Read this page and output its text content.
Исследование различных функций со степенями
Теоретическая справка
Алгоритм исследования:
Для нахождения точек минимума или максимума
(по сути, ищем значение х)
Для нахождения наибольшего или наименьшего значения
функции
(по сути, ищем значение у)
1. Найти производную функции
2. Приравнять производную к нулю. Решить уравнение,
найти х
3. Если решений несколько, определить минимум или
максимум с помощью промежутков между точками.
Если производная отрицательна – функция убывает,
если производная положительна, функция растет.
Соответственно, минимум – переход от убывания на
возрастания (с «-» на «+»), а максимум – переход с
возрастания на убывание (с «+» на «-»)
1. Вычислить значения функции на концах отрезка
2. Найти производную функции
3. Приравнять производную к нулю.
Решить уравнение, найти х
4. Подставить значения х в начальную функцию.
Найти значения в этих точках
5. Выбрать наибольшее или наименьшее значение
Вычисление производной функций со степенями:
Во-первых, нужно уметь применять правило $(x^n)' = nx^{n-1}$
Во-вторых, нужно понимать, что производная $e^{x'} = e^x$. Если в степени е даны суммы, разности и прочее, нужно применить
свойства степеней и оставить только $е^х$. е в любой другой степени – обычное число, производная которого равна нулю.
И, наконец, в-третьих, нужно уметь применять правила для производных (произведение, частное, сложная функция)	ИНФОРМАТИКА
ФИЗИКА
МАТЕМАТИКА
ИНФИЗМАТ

---*---

What the exercise asks:
Using the entries above, please restate each one word for word.

Final result:
Read this page and output its text content.
Исследование различных функций со степенями
Теоретическая справка
Алгоритм исследования:
Для нахождения точек минимума или максимума
(по сути, ищем значение х)
Для нахождения наибольшего или наименьшего значения
функции
(по сути, ищем значение у)
1. Найти производную функции
2. Приравнять производную к нулю. Решить уравнение,
найти х
3. Если решений несколько, определить минимум или
максимум с помощью промежутков между точками.
Если производная отрицательна – функция убывает,
если производная положительна, функция растет.
Соответственно, минимум – переход от убывания на
возрастания (с «-» на «+»), а максимум – переход с
возрастания на убывание (с «+» на «-»)
1. Вычислить значения функции на концах отрезка
2. Найти производную функции
3. Приравнять производную к нулю.
Решить уравнение, найти х
4. Подставить значения х в начальную функцию.
Найти значения в этих точках
5. Выбрать наибольшее или наименьшее значение
Вычисление производной функций со степенями:
Во-первых, нужно уметь применять правило $(x^n)' = nx^{n-1}$
Во-вторых, нужно понимать, что производная $e^{x'} = e^x$. Если в степени е даны суммы, разности и прочее, нужно применить
свойства степеней и оставить только $е^х$. е в любой другой степени – обычное число, производная которого равна нулю.
И, наконец, в-третьих, нужно уметь применять правила для производных (произведение, частное, сложная функция)	ИНФОРМАТИКА
ФИЗИКА
МАТЕМАТИКА
ИНФИЗМАТ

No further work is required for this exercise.